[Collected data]
• • • • • • •

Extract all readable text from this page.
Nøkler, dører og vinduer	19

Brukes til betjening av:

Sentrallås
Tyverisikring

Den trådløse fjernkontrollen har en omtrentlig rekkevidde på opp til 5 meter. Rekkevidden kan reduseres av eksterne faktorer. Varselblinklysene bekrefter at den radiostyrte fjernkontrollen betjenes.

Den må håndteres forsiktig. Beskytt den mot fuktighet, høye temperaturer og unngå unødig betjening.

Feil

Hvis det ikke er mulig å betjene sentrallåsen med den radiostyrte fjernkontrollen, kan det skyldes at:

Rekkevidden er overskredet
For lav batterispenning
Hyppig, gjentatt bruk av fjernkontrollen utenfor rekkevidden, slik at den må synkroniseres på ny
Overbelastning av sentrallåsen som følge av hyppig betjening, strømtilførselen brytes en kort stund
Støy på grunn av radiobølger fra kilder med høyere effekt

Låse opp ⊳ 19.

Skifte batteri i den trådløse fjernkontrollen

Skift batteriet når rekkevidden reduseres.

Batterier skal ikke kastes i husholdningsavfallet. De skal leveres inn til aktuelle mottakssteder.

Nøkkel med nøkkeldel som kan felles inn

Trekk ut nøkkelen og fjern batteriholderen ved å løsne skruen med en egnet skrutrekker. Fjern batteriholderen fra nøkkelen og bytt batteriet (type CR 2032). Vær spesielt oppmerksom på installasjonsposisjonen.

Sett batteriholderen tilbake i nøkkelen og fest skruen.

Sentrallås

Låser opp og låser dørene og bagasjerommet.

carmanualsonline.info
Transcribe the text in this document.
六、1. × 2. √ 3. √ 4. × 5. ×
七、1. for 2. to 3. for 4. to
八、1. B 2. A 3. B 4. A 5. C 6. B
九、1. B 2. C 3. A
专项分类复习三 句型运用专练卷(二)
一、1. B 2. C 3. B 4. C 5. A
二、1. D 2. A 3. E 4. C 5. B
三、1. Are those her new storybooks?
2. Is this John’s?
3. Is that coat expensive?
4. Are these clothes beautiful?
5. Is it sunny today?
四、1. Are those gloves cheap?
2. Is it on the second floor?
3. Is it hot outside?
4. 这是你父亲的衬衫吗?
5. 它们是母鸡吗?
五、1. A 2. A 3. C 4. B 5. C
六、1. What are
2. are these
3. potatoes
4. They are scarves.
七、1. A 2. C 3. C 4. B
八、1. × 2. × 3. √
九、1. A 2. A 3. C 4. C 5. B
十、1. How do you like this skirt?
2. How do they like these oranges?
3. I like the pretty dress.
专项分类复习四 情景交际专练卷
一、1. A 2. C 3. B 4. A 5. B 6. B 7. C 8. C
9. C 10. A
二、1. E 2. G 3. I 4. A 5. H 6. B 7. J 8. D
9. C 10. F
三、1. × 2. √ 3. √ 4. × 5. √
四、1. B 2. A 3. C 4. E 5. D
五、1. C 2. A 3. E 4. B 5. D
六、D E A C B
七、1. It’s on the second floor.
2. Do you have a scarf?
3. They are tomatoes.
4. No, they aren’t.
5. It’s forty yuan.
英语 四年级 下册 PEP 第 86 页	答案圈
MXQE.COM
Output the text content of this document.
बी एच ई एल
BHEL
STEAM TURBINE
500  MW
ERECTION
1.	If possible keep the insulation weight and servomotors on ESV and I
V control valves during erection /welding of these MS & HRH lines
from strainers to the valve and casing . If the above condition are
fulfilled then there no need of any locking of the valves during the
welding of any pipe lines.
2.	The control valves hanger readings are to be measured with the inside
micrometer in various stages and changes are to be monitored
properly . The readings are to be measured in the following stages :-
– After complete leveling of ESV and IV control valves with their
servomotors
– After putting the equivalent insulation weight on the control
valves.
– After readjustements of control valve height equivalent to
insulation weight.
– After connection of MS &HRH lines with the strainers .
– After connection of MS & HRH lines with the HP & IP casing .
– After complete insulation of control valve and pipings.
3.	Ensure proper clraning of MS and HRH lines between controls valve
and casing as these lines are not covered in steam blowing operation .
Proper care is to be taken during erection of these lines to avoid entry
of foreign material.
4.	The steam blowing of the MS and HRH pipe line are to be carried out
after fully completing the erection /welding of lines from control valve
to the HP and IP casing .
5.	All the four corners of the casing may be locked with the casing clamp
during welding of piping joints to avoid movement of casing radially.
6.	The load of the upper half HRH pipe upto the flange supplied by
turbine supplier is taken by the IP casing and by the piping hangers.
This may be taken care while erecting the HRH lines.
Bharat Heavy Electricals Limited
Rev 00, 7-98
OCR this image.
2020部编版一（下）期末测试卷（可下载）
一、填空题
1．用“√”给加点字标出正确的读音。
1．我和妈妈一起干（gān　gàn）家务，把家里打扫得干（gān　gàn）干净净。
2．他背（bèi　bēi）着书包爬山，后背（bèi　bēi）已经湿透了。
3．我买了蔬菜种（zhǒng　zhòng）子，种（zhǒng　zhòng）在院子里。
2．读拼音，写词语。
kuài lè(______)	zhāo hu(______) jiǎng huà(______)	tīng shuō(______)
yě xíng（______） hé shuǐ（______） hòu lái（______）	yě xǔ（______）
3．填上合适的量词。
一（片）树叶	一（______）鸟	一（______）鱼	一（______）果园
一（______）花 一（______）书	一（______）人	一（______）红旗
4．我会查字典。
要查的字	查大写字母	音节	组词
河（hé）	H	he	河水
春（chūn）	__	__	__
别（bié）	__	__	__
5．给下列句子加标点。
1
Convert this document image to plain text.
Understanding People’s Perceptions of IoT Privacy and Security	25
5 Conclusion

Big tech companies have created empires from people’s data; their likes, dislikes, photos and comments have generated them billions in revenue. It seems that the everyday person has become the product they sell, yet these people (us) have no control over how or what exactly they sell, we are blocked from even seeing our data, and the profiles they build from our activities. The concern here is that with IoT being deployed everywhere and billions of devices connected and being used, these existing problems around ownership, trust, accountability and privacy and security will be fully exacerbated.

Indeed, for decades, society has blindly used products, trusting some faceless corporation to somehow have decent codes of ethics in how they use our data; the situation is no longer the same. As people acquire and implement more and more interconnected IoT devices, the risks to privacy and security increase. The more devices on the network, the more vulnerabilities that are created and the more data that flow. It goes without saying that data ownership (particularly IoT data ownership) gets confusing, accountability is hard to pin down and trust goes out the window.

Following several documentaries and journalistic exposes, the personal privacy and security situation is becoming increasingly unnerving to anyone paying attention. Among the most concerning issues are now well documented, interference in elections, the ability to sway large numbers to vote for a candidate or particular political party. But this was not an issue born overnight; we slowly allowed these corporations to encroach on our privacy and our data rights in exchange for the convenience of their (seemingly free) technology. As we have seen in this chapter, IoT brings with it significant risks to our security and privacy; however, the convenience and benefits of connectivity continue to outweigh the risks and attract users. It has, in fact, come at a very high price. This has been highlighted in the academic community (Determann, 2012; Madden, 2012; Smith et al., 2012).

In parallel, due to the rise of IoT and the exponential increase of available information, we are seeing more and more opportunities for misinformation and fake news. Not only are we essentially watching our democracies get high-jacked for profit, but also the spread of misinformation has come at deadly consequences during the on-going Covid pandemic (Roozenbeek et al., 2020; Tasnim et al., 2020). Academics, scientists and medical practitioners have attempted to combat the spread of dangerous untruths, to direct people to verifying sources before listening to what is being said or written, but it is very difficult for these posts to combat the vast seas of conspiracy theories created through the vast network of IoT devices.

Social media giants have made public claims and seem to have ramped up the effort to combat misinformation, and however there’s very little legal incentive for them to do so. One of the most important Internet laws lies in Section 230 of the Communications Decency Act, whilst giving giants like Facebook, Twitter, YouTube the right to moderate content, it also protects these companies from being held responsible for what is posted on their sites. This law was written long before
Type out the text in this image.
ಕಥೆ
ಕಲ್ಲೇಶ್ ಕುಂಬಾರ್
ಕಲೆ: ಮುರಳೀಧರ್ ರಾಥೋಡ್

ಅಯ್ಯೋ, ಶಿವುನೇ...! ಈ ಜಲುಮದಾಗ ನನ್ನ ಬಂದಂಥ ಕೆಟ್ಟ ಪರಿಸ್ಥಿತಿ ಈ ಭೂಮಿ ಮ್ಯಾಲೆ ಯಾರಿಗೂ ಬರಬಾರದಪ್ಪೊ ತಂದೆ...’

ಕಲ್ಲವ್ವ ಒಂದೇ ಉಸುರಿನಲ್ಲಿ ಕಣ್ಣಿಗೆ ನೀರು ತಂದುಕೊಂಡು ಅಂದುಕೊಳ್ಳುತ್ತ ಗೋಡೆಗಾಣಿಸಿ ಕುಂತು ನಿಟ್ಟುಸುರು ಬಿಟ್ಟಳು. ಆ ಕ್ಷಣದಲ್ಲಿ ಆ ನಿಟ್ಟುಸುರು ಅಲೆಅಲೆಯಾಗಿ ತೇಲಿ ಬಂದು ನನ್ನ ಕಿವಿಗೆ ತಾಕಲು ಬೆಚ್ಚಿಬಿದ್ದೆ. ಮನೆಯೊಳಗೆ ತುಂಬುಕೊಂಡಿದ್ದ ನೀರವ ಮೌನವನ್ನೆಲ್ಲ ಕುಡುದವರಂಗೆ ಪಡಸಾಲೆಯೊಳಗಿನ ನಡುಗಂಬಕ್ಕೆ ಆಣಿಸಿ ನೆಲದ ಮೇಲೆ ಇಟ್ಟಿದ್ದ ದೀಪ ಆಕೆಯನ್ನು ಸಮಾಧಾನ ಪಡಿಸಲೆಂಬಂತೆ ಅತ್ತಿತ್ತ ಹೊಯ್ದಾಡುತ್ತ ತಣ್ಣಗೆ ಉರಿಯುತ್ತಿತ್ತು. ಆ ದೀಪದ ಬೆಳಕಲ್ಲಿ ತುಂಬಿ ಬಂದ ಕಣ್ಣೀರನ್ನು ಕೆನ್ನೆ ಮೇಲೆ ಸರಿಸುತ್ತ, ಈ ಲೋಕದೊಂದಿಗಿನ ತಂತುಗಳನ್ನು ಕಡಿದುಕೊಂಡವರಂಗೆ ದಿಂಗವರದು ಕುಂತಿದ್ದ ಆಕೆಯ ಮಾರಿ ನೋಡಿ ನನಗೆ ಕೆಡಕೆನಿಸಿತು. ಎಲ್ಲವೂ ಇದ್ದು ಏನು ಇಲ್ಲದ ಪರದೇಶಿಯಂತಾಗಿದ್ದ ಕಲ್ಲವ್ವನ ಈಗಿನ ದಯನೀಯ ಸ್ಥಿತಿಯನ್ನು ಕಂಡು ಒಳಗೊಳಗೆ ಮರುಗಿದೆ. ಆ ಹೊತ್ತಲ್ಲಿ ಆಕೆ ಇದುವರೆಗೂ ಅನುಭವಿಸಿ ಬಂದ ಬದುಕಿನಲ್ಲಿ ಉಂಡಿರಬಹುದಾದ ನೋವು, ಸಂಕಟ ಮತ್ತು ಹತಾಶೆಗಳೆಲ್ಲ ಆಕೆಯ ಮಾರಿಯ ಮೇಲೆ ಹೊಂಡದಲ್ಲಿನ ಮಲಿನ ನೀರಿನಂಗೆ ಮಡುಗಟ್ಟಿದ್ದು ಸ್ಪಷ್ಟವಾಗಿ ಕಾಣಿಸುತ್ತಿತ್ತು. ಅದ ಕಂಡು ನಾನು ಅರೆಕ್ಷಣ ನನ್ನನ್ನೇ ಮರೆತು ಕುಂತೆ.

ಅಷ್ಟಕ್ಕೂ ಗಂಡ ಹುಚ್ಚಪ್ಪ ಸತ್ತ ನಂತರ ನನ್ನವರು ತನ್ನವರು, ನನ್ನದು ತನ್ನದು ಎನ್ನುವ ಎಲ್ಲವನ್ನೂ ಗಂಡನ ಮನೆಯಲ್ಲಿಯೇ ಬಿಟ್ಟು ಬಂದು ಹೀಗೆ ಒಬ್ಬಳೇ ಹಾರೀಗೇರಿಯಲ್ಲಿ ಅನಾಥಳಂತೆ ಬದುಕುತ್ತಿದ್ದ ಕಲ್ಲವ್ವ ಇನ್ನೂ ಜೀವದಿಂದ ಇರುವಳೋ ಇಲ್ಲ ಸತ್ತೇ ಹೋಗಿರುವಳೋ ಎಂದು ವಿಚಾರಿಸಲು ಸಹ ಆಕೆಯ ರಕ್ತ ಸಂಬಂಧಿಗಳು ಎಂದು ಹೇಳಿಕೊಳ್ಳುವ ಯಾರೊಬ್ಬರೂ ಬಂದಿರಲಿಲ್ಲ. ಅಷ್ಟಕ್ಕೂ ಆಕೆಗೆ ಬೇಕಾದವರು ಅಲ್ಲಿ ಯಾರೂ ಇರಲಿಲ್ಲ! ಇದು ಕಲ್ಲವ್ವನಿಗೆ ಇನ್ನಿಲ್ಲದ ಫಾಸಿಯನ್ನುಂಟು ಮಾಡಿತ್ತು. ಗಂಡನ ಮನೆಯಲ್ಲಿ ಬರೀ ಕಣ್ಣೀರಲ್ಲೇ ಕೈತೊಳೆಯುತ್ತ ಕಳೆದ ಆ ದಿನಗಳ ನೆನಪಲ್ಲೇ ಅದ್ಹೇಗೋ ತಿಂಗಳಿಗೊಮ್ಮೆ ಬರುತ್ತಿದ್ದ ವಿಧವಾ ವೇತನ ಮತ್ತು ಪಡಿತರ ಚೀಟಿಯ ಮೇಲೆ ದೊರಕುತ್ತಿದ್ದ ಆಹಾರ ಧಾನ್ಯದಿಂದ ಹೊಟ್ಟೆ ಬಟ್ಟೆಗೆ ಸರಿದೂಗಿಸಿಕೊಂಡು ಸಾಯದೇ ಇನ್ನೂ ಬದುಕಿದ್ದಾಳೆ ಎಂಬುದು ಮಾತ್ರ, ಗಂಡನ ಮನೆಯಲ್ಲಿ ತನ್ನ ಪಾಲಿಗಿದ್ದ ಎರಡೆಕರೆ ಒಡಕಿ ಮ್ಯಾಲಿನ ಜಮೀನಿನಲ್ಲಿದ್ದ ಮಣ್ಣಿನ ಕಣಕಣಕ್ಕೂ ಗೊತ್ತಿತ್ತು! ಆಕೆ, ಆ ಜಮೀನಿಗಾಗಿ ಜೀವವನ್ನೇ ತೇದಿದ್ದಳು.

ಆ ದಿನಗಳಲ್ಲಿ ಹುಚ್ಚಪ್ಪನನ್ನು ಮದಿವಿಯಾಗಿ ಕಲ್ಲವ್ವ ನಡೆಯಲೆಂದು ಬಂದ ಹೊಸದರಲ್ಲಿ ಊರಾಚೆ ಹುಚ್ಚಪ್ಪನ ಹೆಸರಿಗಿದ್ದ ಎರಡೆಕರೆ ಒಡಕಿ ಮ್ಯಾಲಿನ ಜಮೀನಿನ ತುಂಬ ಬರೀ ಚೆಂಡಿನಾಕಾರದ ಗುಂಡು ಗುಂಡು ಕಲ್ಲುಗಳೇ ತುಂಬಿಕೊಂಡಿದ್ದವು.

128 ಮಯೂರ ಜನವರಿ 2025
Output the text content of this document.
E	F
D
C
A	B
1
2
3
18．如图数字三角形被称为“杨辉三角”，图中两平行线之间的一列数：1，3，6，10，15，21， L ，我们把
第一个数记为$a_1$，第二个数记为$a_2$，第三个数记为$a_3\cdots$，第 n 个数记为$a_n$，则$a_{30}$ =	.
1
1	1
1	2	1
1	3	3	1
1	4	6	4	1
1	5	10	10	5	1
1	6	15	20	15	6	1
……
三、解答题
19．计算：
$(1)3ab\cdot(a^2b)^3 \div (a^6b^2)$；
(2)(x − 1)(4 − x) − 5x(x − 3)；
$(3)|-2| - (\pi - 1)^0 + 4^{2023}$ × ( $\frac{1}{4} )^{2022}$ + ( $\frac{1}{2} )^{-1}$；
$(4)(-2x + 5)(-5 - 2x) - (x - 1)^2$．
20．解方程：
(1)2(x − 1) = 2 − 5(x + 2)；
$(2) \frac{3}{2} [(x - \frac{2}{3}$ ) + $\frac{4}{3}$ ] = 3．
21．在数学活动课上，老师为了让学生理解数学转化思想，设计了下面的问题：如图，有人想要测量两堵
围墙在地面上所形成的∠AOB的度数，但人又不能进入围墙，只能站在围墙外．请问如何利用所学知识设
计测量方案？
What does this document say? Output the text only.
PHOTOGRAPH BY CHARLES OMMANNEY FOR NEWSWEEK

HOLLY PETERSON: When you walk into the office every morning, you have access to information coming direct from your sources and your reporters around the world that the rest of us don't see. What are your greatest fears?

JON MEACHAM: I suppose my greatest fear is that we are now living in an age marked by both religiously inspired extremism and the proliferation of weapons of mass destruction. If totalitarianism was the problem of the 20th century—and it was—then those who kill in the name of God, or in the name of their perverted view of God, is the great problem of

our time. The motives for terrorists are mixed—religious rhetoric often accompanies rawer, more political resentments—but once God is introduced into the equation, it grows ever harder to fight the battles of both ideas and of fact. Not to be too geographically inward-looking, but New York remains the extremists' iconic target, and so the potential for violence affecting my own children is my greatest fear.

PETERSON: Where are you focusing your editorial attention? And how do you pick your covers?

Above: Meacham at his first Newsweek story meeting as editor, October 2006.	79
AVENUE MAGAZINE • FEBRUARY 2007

• • • • • • •

From the line holding "What does this" through the last line above, reproduce each line exactly and add nothing.

What does this document say? Output the text only.
PHOTOGRAPH BY CHARLES OMMANNEY FOR NEWSWEEK

HOLLY PETERSON: When you walk into the office every morning, you have access to information coming direct from your sources and your reporters around the world that the rest of us don't see. What are your greatest fears?

JON MEACHAM: I suppose my greatest fear is that we are now living in an age marked by both religiously inspired extremism and the proliferation of weapons of mass destruction. If totalitarianism was the problem of the 20th century—and it was—then those who kill in the name of God, or in the name of their perverted view of God, is the great problem of

our time. The motives for terrorists are mixed—religious rhetoric often accompanies rawer, more political resentments—but once God is introduced into the equation, it grows ever harder to fight the battles of both ideas and of fact. Not to be too geographically inward-looking, but New York remains the extremists' iconic target, and so the potential for violence affecting my own children is my greatest fear.

PETERSON: Where are you focusing your editorial attention? And how do you pick your covers?

Above: Meacham at his first Newsweek story meeting as editor, October 2006.	79
AVENUE MAGAZINE • FEBRUARY 2007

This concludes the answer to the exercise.